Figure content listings
--

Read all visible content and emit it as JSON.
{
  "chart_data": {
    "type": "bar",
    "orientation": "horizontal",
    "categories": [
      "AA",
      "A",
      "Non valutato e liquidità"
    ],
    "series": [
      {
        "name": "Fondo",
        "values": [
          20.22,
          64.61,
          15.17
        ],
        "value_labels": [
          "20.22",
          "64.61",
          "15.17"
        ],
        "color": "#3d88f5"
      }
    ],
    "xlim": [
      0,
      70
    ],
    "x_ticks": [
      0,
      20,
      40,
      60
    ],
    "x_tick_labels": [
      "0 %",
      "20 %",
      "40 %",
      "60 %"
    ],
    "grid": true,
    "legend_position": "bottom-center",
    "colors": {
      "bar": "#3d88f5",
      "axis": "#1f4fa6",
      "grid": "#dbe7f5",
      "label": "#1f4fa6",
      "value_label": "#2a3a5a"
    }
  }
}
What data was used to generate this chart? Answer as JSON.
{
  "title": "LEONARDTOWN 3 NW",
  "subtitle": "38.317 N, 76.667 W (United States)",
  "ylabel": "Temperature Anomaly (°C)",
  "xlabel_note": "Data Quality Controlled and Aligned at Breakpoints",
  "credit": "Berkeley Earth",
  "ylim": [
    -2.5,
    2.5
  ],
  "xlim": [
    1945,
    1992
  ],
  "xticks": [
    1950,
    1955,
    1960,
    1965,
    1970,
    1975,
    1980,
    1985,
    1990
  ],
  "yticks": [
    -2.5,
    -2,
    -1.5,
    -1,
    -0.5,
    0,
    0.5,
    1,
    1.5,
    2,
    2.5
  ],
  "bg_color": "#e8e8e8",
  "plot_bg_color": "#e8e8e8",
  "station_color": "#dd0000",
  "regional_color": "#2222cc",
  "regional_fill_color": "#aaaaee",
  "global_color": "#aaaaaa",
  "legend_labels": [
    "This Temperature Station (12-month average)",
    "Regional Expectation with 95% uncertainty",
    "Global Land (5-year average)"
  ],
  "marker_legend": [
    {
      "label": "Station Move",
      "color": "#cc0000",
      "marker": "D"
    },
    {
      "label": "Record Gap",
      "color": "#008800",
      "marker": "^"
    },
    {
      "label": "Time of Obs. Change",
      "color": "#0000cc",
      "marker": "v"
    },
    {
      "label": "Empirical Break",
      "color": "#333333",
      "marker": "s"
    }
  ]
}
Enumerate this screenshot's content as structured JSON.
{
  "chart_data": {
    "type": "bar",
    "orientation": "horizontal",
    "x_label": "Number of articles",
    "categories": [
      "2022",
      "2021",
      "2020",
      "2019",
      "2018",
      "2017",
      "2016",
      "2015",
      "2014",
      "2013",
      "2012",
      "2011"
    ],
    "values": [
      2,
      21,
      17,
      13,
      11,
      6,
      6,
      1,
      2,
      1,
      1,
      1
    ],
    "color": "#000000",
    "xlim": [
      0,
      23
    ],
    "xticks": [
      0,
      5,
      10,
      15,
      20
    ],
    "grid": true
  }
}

--

| Required task |
From the line holding "Enumerate this screenshot's" down to the final line above, quote every line exactly and only those lines.

| Reply to the task |
Enumerate this screenshot's content as structured JSON.
{
  "chart_data": {
    "type": "bar",
    "orientation": "horizontal",
    "x_label": "Number of articles",
    "categories": [
      "2022",
      "2021",
      "2020",
      "2019",
      "2018",
      "2017",
      "2016",
      "2015",
      "2014",
      "2013",
      "2012",
      "2011"
    ],
    "values": [
      2,
      21,
      17,
      13,
      11,
      6,
      6,
      1,
      2,
      1,
      1,
      1
    ],
    "color": "#000000",
    "xlim": [
      0,
      23
    ],
    "xticks": [
      0,
      5,
      10,
      15,
      20
    ],
    "grid": true
  }
}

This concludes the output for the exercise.